## GIVEN INSTRUCTION A
Reproduce verbatim the lines of the records that follow, from their first line through the line containing "delivery truck <box>583 386 653 422</box>", both lines included.

━━━━

Majdal Anjar (; also transliterated Majdel Anjar) is a village of Beqaa Governorate, Lebanon. Majdal Anjar is an overwhelmingly Sunni Muslim town.

History
In 1838, Eli Smith noted  Mejdel 'Anjar   as a Sunni Muslim village in the Beqaa Valley.

Geography
Majdal Anjar is one of  the Bekaa Valley towns of the east. It is located on the international road linking Beirut and Damascus. It is exactly located at the borders of Lebanon and Syria which is referred to the  "Masnaa". About 55 km from the Capital of Lebanon and 57 kilometers from Damascus. Rise of 970 m above sea level. An area of 25,642,775 square meters. A population of about 25,000 people. It borders Sawiri from east and south, Anjar from north and Dakwi and Rawda from west. Each year this village grows more expand towards the north side.

Agriculture
The most important crops are cereals, including: wheat, barley, lentil, grapes, potatoes, beets, nuts, peaches apricots, cherry, pomegranate, almonds, olives, raspberries, apples, onions, tomatoes, zucchini, cabbage, cauliflower, watermelon, lettuce, radishes, parsley, Mint, garlic, beans, kidney beans, etc.

━━━━

## GIVEN INSTRUCTION B
Quote the passage on Majdal Anjar above in full, word for word.

━━━━

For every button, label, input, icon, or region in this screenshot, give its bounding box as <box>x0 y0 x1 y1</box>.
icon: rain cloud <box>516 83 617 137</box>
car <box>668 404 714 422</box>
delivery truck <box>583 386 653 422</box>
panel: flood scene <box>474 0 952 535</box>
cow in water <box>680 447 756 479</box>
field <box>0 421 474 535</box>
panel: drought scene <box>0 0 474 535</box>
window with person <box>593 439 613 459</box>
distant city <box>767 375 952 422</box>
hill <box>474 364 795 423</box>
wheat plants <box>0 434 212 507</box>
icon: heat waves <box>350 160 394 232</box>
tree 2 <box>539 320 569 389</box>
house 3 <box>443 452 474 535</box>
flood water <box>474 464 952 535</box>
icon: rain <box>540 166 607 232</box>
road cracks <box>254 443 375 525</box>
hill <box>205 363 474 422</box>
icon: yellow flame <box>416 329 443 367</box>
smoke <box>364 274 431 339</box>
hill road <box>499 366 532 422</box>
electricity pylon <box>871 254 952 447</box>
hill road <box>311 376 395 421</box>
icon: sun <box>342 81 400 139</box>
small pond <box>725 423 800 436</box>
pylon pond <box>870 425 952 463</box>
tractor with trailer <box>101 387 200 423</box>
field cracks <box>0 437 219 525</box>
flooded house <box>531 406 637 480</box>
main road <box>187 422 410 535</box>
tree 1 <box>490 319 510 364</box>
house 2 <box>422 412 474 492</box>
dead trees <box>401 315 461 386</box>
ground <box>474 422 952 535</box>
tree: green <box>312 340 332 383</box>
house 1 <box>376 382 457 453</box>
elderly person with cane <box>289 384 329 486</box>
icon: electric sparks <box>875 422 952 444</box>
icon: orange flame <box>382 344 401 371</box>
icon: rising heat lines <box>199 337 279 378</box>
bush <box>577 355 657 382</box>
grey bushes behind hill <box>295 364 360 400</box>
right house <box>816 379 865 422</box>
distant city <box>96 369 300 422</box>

━━━━

## FINISHED ANSWER A
For every button, label, input, icon, or region in this screenshot, give its bounding box as <box>x0 y0 x1 y1</box>.
icon: rain cloud <box>516 83 617 137</box>
car <box>668 404 714 422</box>
delivery truck <box>583 386 653 422</box>

## FINISHED ANSWER B
Majdal Anjar (; also transliterated Majdel Anjar) is a village of Beqaa Governorate, Lebanon. Majdal Anjar is an overwhelmingly Sunni Muslim town.

History
In 1838, Eli Smith noted  Mejdel 'Anjar   as a Sunni Muslim village in the Beqaa Valley.

Geography
Majdal Anjar is one of  the Bekaa Valley towns of the east. It is located on the international road linking Beirut and Damascus. It is exactly located at the borders of Lebanon and Syria which is referred to the  "Masnaa". About 55 km from the Capital of Lebanon and 57 kilometers from Damascus. Rise of 970 m above sea level. An area of 25,642,775 square meters. A population of about 25,000 people. It borders Sawiri from east and south, Anjar from north and Dakwi and Rawda from west. Each year this village grows more expand towards the north side.

Agriculture
The most important crops are cereals, including: wheat, barley, lentil, grapes, potatoes, beets, nuts, peaches apricots, cherry, pomegranate, almonds, olives, raspberries, apples, onions, tomatoes, zucchini, cabbage, cauliflower, watermelon, lettuce, radishes, parsley, Mint, garlic, beans, kidney beans, etc.